● Supplied material
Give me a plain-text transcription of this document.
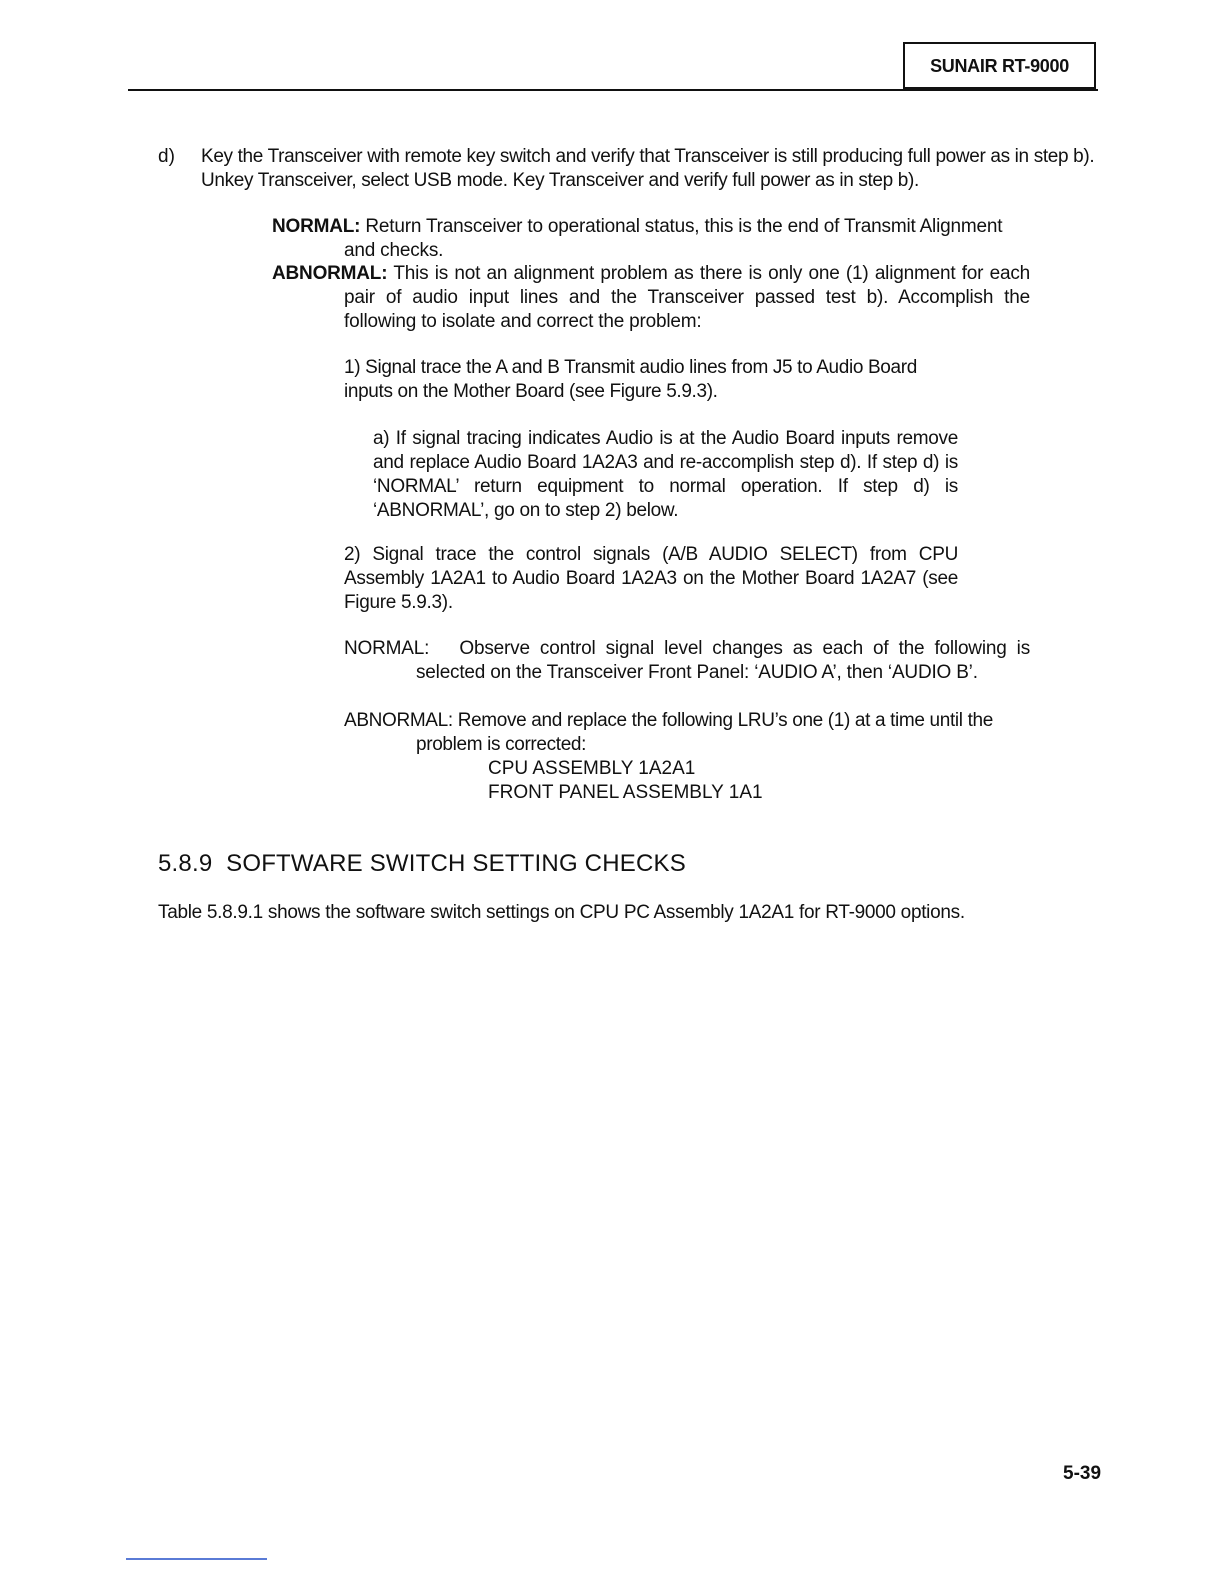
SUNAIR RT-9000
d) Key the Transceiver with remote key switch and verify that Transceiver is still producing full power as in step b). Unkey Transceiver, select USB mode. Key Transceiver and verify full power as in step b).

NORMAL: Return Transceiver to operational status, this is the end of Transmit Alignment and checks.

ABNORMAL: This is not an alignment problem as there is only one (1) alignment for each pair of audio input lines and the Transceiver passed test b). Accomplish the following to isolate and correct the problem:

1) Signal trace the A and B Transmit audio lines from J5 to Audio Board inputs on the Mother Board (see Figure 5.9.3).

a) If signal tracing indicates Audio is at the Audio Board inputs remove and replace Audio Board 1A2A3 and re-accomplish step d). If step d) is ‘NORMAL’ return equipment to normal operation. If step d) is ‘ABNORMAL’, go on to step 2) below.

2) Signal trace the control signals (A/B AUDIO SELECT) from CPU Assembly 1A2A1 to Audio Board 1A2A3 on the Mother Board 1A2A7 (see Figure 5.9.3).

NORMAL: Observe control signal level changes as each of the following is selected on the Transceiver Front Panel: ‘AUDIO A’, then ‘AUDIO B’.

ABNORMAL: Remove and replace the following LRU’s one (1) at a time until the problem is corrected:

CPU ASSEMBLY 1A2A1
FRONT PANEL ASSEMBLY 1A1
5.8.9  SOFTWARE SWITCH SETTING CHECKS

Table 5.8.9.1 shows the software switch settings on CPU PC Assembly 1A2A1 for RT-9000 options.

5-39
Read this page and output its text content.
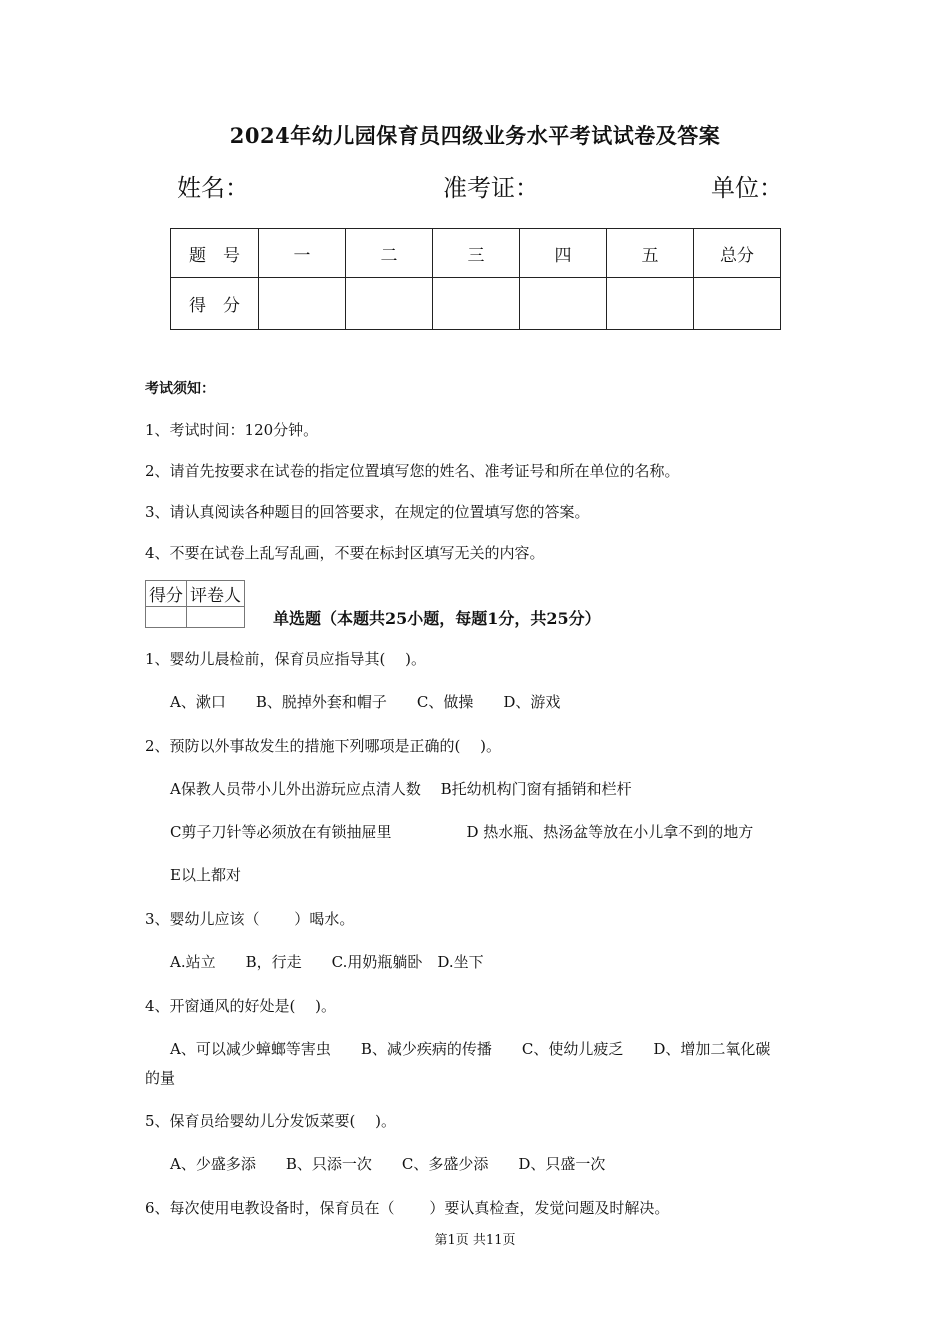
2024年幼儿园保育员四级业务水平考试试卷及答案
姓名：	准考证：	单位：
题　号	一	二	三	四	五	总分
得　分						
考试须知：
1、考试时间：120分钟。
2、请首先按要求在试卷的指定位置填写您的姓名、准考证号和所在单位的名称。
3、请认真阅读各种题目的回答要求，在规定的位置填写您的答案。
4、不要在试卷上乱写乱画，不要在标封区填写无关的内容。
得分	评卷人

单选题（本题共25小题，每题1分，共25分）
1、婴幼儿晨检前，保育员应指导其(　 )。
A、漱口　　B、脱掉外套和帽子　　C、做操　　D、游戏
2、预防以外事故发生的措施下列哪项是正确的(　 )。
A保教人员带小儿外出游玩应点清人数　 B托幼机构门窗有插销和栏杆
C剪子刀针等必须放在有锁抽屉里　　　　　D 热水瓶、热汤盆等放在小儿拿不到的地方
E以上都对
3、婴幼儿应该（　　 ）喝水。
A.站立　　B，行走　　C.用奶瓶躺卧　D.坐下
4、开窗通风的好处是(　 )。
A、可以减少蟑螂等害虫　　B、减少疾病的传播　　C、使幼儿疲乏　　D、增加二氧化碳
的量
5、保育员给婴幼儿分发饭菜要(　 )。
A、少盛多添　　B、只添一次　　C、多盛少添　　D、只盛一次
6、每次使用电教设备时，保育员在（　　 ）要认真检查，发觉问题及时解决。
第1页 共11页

● Set exercise
Your task is to gather every line with the word "each" and copy it.

● Completed exercise
ABNORMAL: This is not an alignment problem as there is only one (1) alignment for each pair of audio input lines and the Transceiver passed test b). Accomplish the following to isolate and correct the problem:
NORMAL: Observe control signal level changes as each of the following is selected on the Transceiver Front Panel: ‘AUDIO A’, then ‘AUDIO B’.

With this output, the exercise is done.